##### Provided data #####

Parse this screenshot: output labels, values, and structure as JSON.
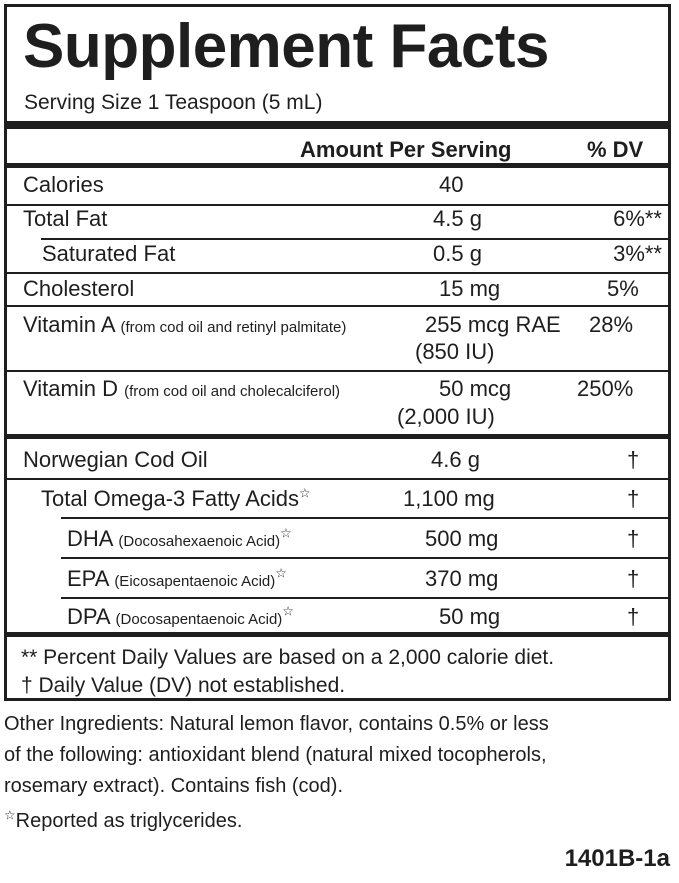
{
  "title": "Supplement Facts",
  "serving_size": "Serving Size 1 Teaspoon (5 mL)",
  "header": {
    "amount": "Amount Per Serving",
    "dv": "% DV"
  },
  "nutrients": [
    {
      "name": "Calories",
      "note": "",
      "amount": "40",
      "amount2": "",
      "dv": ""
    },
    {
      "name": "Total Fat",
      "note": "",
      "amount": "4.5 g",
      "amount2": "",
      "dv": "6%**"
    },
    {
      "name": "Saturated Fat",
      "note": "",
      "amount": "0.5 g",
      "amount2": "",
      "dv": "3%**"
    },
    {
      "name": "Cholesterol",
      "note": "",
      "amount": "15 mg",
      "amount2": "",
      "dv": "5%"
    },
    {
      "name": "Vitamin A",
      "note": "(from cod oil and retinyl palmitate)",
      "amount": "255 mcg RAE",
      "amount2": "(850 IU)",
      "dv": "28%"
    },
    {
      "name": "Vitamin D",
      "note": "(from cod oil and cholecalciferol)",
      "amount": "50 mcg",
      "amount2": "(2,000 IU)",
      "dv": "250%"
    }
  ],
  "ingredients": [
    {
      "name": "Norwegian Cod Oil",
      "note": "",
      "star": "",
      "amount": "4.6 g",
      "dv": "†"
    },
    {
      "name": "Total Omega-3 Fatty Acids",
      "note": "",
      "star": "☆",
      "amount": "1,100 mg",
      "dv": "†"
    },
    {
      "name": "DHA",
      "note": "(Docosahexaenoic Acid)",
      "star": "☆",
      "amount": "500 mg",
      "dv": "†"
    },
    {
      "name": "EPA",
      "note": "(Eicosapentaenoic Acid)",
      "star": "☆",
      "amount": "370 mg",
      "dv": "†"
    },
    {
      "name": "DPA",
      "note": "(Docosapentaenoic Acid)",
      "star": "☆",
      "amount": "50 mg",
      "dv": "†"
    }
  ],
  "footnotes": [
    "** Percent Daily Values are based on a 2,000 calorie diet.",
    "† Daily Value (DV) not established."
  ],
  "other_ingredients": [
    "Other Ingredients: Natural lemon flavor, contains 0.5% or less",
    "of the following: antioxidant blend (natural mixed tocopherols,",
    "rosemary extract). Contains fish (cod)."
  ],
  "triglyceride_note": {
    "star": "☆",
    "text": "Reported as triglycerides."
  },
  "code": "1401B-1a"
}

#####

Instructions for the task: Your task is to set down the records shown above exactly, minus any pictures.

Task solution:
Parse this screenshot: output labels, values, and structure as JSON.
{
  "title": "Supplement Facts",
  "serving_size": "Serving Size 1 Teaspoon (5 mL)",
  "header": {
    "amount": "Amount Per Serving",
    "dv": "% DV"
  },
  "nutrients": [
    {
      "name": "Calories",
      "note": "",
      "amount": "40",
      "amount2": "",
      "dv": ""
    },
    {
      "name": "Total Fat",
      "note": "",
      "amount": "4.5 g",
      "amount2": "",
      "dv": "6%**"
    },
    {
      "name": "Saturated Fat",
      "note": "",
      "amount": "0.5 g",
      "amount2": "",
      "dv": "3%**"
    },
    {
      "name": "Cholesterol",
      "note": "",
      "amount": "15 mg",
      "amount2": "",
      "dv": "5%"
    },
    {
      "name": "Vitamin A",
      "note": "(from cod oil and retinyl palmitate)",
      "amount": "255 mcg RAE",
      "amount2": "(850 IU)",
      "dv": "28%"
    },
    {
      "name": "Vitamin D",
      "note": "(from cod oil and cholecalciferol)",
      "amount": "50 mcg",
      "amount2": "(2,000 IU)",
      "dv": "250%"
    }
  ],
  "ingredients": [
    {
      "name": "Norwegian Cod Oil",
      "note": "",
      "star": "",
      "amount": "4.6 g",
      "dv": "†"
    },
    {
      "name": "Total Omega-3 Fatty Acids",
      "note": "",
      "star": "☆",
      "amount": "1,100 mg",
      "dv": "†"
    },
    {
      "name": "DHA",
      "note": "(Docosahexaenoic Acid)",
      "star": "☆",
      "amount": "500 mg",
      "dv": "†"
    },
    {
      "name": "EPA",
      "note": "(Eicosapentaenoic Acid)",
      "star": "☆",
      "amount": "370 mg",
      "dv": "†"
    },
    {
      "name": "DPA",
      "note": "(Docosapentaenoic Acid)",
      "star": "☆",
      "amount": "50 mg",
      "dv": "†"
    }
  ],
  "footnotes": [
    "** Percent Daily Values are based on a 2,000 calorie diet.",
    "† Daily Value (DV) not established."
  ],
  "other_ingredients": [
    "Other Ingredients: Natural lemon flavor, contains 0.5% or less",
    "of the following: antioxidant blend (natural mixed tocopherols,",
    "rosemary extract). Contains fish (cod)."
  ],
  "triglyceride_note": {
    "star": "☆",
    "text": "Reported as triglycerides."
  },
  "code": "1401B-1a"
}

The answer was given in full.